| What you are asked to do |
Where a line holds "level", copy it.
start Provided records
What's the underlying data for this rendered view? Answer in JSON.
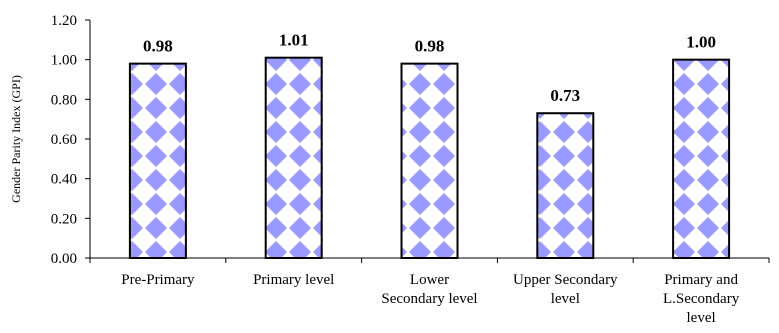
{
  "chart_data": {
    "type": "bar",
    "title": "",
    "xlabel": "",
    "ylabel": "Gender Parity Index (GPI)",
    "ylim": [
      0,
      1.2
    ],
    "yticks": [
      "0.00",
      "0.20",
      "0.40",
      "0.60",
      "0.80",
      "1.00",
      "1.20"
    ],
    "grid": false,
    "categories": [
      [
        "Pre-Primary"
      ],
      [
        "Primary level"
      ],
      [
        "Lower",
        "Secondary level"
      ],
      [
        "Upper Secondary",
        "level"
      ],
      [
        "Primary and",
        "L.Secondary",
        "level"
      ]
    ],
    "values": [
      0.98,
      1.01,
      0.98,
      0.73,
      1.0
    ],
    "data_labels": [
      "0.98",
      "1.01",
      "0.98",
      "0.73",
      "1.00"
    ],
    "bar_fill": "checkered diamond pattern",
    "colors": {
      "pattern": "#9999ff",
      "background": "#ffffff",
      "outline": "#000000"
    }
  }
}
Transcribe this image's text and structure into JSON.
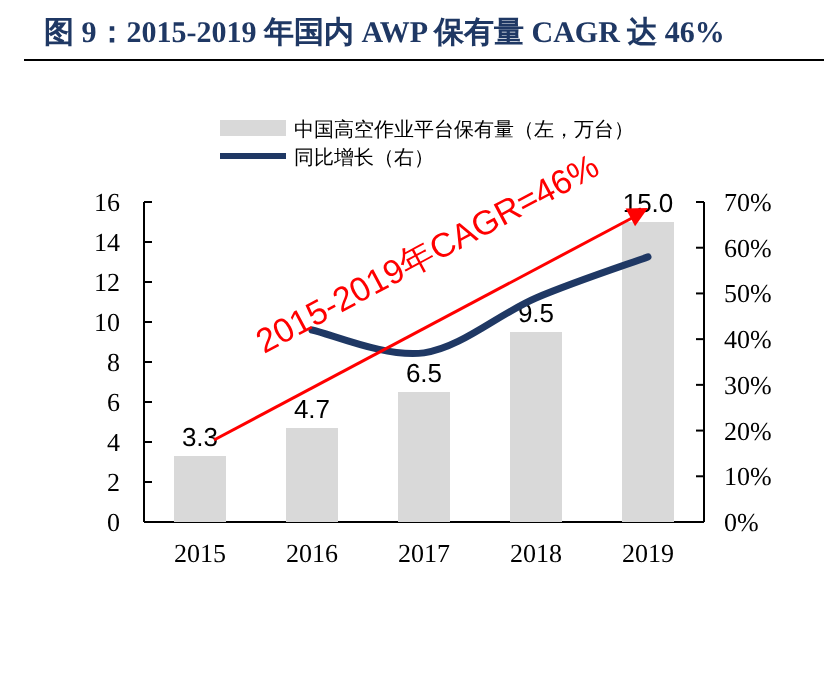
{
  "chart_data": {
    "type": "bar",
    "title": "图 9：2015-2019 年国内 AWP 保有量 CAGR 达 46%",
    "categories": [
      "2015",
      "2016",
      "2017",
      "2018",
      "2019"
    ],
    "series": [
      {
        "name": "中国高空作业平台保有量（左，万台）",
        "color": "#d9d9d9",
        "values": [
          3.3,
          4.7,
          6.5,
          9.5,
          15.0
        ],
        "value_labels": [
          "3.3",
          "4.7",
          "6.5",
          "9.5",
          "15.0"
        ]
      },
      {
        "name": "同比增长（右）",
        "type": "line",
        "axis": "y2",
        "color": "#1f3864",
        "values": [
          null,
          42,
          37,
          49,
          58
        ]
      }
    ],
    "ylim": [
      0,
      16
    ],
    "yticks": [
      0,
      2,
      4,
      6,
      8,
      10,
      12,
      14,
      16
    ],
    "y2lim": [
      0,
      70
    ],
    "y2ticks": [
      {
        "value": 0,
        "label": "0%"
      },
      {
        "value": 10,
        "label": "10%"
      },
      {
        "value": 20,
        "label": "20%"
      },
      {
        "value": 30,
        "label": "30%"
      },
      {
        "value": 40,
        "label": "40%"
      },
      {
        "value": 50,
        "label": "50%"
      },
      {
        "value": 60,
        "label": "60%"
      },
      {
        "value": 70,
        "label": "70%"
      }
    ],
    "annotations": [
      "2015-2019年CAGR=46%"
    ],
    "legend": "top",
    "grid": false
  }
}
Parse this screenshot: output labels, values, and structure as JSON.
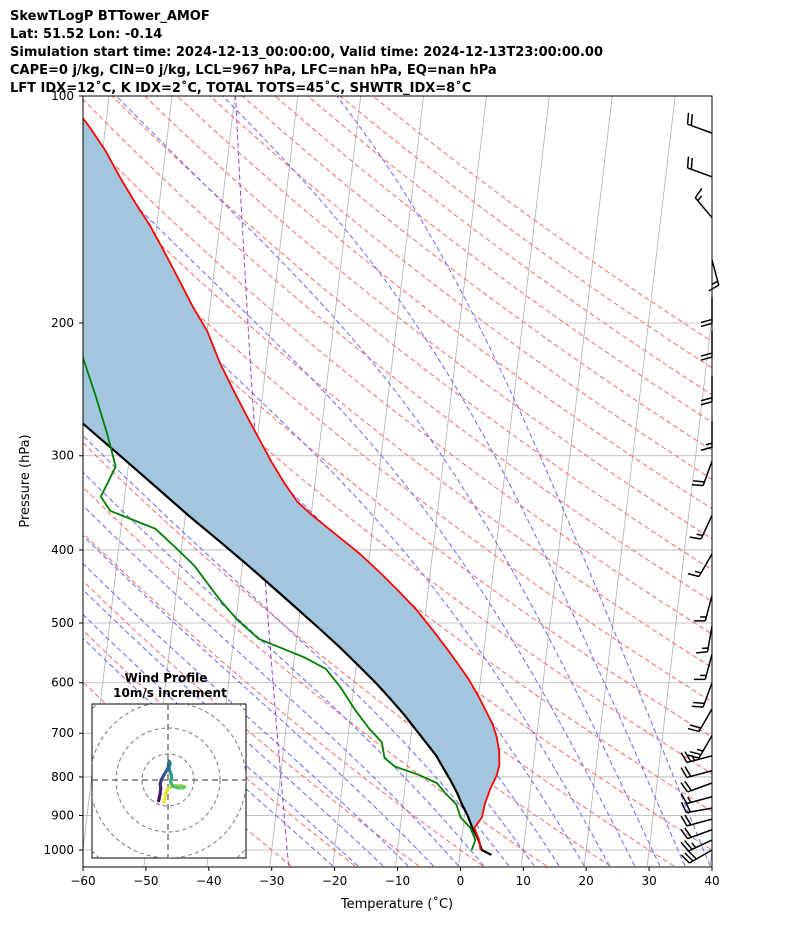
{
  "header": {
    "line1": "SkewTLogP BTTower_AMOF",
    "line2": "Lat: 51.52   Lon: -0.14",
    "line3": "Simulation start time: 2024-12-13_00:00:00, Valid time: 2024-12-13T23:00:00.00",
    "line4": "CAPE=0 j/kg, CIN=0 j/kg, LCL=967 hPa, LFC=nan hPa, EQ=nan hPa",
    "line5": "LFT IDX=12˚C, K IDX=2˚C, TOTAL TOTS=45˚C, SHWTR_IDX=8˚C"
  },
  "chart_data": {
    "type": "skewt",
    "xlabel": "Temperature (˚C)",
    "ylabel": "Pressure (hPa)",
    "xlim": [
      -60,
      40
    ],
    "ylim": [
      1050,
      100
    ],
    "yscale": "log",
    "x_ticks": [
      -60,
      -50,
      -40,
      -30,
      -20,
      -10,
      0,
      10,
      20,
      30,
      40
    ],
    "x_tick_labels": [
      "−60",
      "−50",
      "−40",
      "−30",
      "−20",
      "−10",
      "0",
      "10",
      "20",
      "30",
      "40"
    ],
    "y_ticks": [
      1000,
      900,
      800,
      700,
      600,
      500,
      400,
      300,
      200,
      100
    ],
    "y_tick_labels": [
      "1000",
      "900",
      "800",
      "700",
      "600",
      "500",
      "400",
      "300",
      "200",
      "100"
    ],
    "grid": true,
    "colors": {
      "temperature": "#ff0000",
      "dewpoint": "#008000",
      "parcel": "#000000",
      "cape_fill": "#a3c6df",
      "dry_adiabats": "#ff6666",
      "moist_adiabats": "#6666ff",
      "mixing_ratio": "#9944cc"
    },
    "series": [
      {
        "key": "temperature",
        "points": [
          [
            3.2,
            1000
          ],
          [
            2.8,
            970
          ],
          [
            1.8,
            935
          ],
          [
            2.8,
            905
          ],
          [
            3.0,
            870
          ],
          [
            3.6,
            830
          ],
          [
            4.4,
            795
          ],
          [
            4.6,
            770
          ],
          [
            4.3,
            740
          ],
          [
            3.7,
            710
          ],
          [
            2.8,
            682
          ],
          [
            1.5,
            655
          ],
          [
            -0.2,
            622
          ],
          [
            -2.0,
            592
          ],
          [
            -4.0,
            565
          ],
          [
            -6.0,
            540
          ],
          [
            -8.6,
            510
          ],
          [
            -11.5,
            480
          ],
          [
            -14.5,
            455
          ],
          [
            -17.8,
            430
          ],
          [
            -21.5,
            405
          ],
          [
            -26.0,
            380
          ],
          [
            -29.8,
            360
          ],
          [
            -32.5,
            345
          ],
          [
            -35.0,
            325
          ],
          [
            -37.4,
            305
          ],
          [
            -39.7,
            285
          ],
          [
            -42.2,
            265
          ],
          [
            -44.8,
            245
          ],
          [
            -47.5,
            225
          ],
          [
            -50.0,
            205
          ],
          [
            -52.8,
            190
          ],
          [
            -55.5,
            175
          ],
          [
            -58.5,
            160
          ],
          [
            -61.2,
            148
          ],
          [
            -64.0,
            138
          ],
          [
            -66.8,
            128
          ],
          [
            -69.6,
            118
          ],
          [
            -72.5,
            110
          ],
          [
            -75.5,
            103
          ],
          [
            -76.5,
            100
          ]
        ]
      },
      {
        "key": "dewpoint",
        "points": [
          [
            1.8,
            1000
          ],
          [
            2.2,
            970
          ],
          [
            1.2,
            935
          ],
          [
            -0.6,
            905
          ],
          [
            -1.5,
            870
          ],
          [
            -3.5,
            840
          ],
          [
            -5.0,
            815
          ],
          [
            -8.0,
            795
          ],
          [
            -12.0,
            775
          ],
          [
            -13.8,
            755
          ],
          [
            -14.5,
            720
          ],
          [
            -16.8,
            690
          ],
          [
            -19.5,
            650
          ],
          [
            -22.0,
            610
          ],
          [
            -24.8,
            575
          ],
          [
            -28.5,
            555
          ],
          [
            -36.0,
            525
          ],
          [
            -39.8,
            495
          ],
          [
            -43.0,
            465
          ],
          [
            -45.5,
            440
          ],
          [
            -47.6,
            420
          ],
          [
            -50.5,
            400
          ],
          [
            -54.5,
            375
          ],
          [
            -62.0,
            355
          ],
          [
            -63.8,
            340
          ],
          [
            -62.0,
            310
          ],
          [
            -64.0,
            280
          ],
          [
            -66.5,
            250
          ],
          [
            -69.5,
            220
          ],
          [
            -72.0,
            200
          ],
          [
            -73.8,
            185
          ],
          [
            -75.5,
            170
          ],
          [
            -77.0,
            155
          ],
          [
            -78.5,
            145
          ],
          [
            -80.5,
            135
          ],
          [
            -82.5,
            125
          ],
          [
            -84.0,
            117
          ],
          [
            -86.0,
            110
          ],
          [
            -88.0,
            103
          ],
          [
            -89.0,
            100
          ]
        ]
      },
      {
        "key": "parcel",
        "points": [
          [
            5.0,
            1015
          ],
          [
            3.4,
            1000
          ],
          [
            2.6,
            967
          ],
          [
            1.5,
            935
          ],
          [
            0.5,
            900
          ],
          [
            -0.6,
            870
          ],
          [
            -1.6,
            840
          ],
          [
            -2.8,
            810
          ],
          [
            -4.2,
            780
          ],
          [
            -5.6,
            750
          ],
          [
            -7.5,
            720
          ],
          [
            -9.5,
            690
          ],
          [
            -11.6,
            660
          ],
          [
            -14.0,
            630
          ],
          [
            -16.6,
            600
          ],
          [
            -19.6,
            570
          ],
          [
            -22.8,
            540
          ],
          [
            -26.4,
            510
          ],
          [
            -30.3,
            480
          ],
          [
            -34.5,
            450
          ],
          [
            -39.0,
            420
          ],
          [
            -44.0,
            390
          ],
          [
            -49.5,
            360
          ],
          [
            -55.2,
            330
          ],
          [
            -61.5,
            300
          ],
          [
            -68.5,
            270
          ],
          [
            -76.5,
            240
          ],
          [
            -85.0,
            210
          ],
          [
            -94.0,
            180
          ],
          [
            -103.5,
            150
          ],
          [
            -113.0,
            125
          ],
          [
            -121.0,
            100
          ]
        ]
      }
    ],
    "hodograph": {
      "title": "Wind Profile",
      "subtitle": "10m/s increment",
      "ring_increment_ms": 10,
      "ring_radii_ms": [
        10,
        20,
        30,
        40
      ],
      "points": [
        [
          -1.5,
          -8.5
        ],
        [
          -1.0,
          -5.5
        ],
        [
          0.0,
          -3.2
        ],
        [
          1.5,
          -2.5
        ],
        [
          3.2,
          -2.2
        ],
        [
          5.0,
          -2.2
        ],
        [
          6.4,
          -2.6
        ],
        [
          5.8,
          -3.0
        ],
        [
          3.6,
          -3.0
        ],
        [
          2.0,
          -2.4
        ],
        [
          1.2,
          -1.4
        ],
        [
          1.0,
          -0.2
        ],
        [
          1.4,
          1.0
        ],
        [
          1.2,
          2.2
        ],
        [
          0.6,
          3.6
        ],
        [
          0.4,
          5.0
        ],
        [
          0.8,
          6.3
        ],
        [
          0.4,
          7.2
        ],
        [
          0.2,
          6.1
        ],
        [
          0.0,
          4.6
        ],
        [
          -0.8,
          3.2
        ],
        [
          -1.8,
          1.6
        ],
        [
          -2.6,
          0.0
        ],
        [
          -3.0,
          -1.6
        ],
        [
          -2.8,
          -3.2
        ],
        [
          -3.0,
          -5.2
        ],
        [
          -3.4,
          -7.0
        ],
        [
          -3.6,
          -8.0
        ]
      ]
    },
    "wind_barbs": [
      {
        "p": 1000,
        "dir": 240,
        "speed_kt": 30
      },
      {
        "p": 970,
        "dir": 245,
        "speed_kt": 25
      },
      {
        "p": 940,
        "dir": 250,
        "speed_kt": 20
      },
      {
        "p": 910,
        "dir": 255,
        "speed_kt": 20
      },
      {
        "p": 880,
        "dir": 260,
        "speed_kt": 20
      },
      {
        "p": 850,
        "dir": 255,
        "speed_kt": 15
      },
      {
        "p": 815,
        "dir": 250,
        "speed_kt": 20
      },
      {
        "p": 785,
        "dir": 255,
        "speed_kt": 20
      },
      {
        "p": 750,
        "dir": 255,
        "speed_kt": 25
      },
      {
        "p": 705,
        "dir": 210,
        "speed_kt": 25
      },
      {
        "p": 650,
        "dir": 210,
        "speed_kt": 20
      },
      {
        "p": 600,
        "dir": 200,
        "speed_kt": 20
      },
      {
        "p": 550,
        "dir": 195,
        "speed_kt": 15
      },
      {
        "p": 505,
        "dir": 190,
        "speed_kt": 15
      },
      {
        "p": 460,
        "dir": 195,
        "speed_kt": 15
      },
      {
        "p": 405,
        "dir": 210,
        "speed_kt": 15
      },
      {
        "p": 360,
        "dir": 205,
        "speed_kt": 15
      },
      {
        "p": 305,
        "dir": 200,
        "speed_kt": 20
      },
      {
        "p": 270,
        "dir": 180,
        "speed_kt": 15
      },
      {
        "p": 235,
        "dir": 180,
        "speed_kt": 20
      },
      {
        "p": 205,
        "dir": 180,
        "speed_kt": 20
      },
      {
        "p": 185,
        "dir": 180,
        "speed_kt": 20
      },
      {
        "p": 165,
        "dir": 165,
        "speed_kt": 15
      },
      {
        "p": 145,
        "dir": 320,
        "speed_kt": 15
      },
      {
        "p": 128,
        "dir": 290,
        "speed_kt": 20
      },
      {
        "p": 112,
        "dir": 290,
        "speed_kt": 20
      }
    ]
  }
}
end Provided records
| Solved problem |
        "Primary level"
        "Secondary level"
        "level"
        "level"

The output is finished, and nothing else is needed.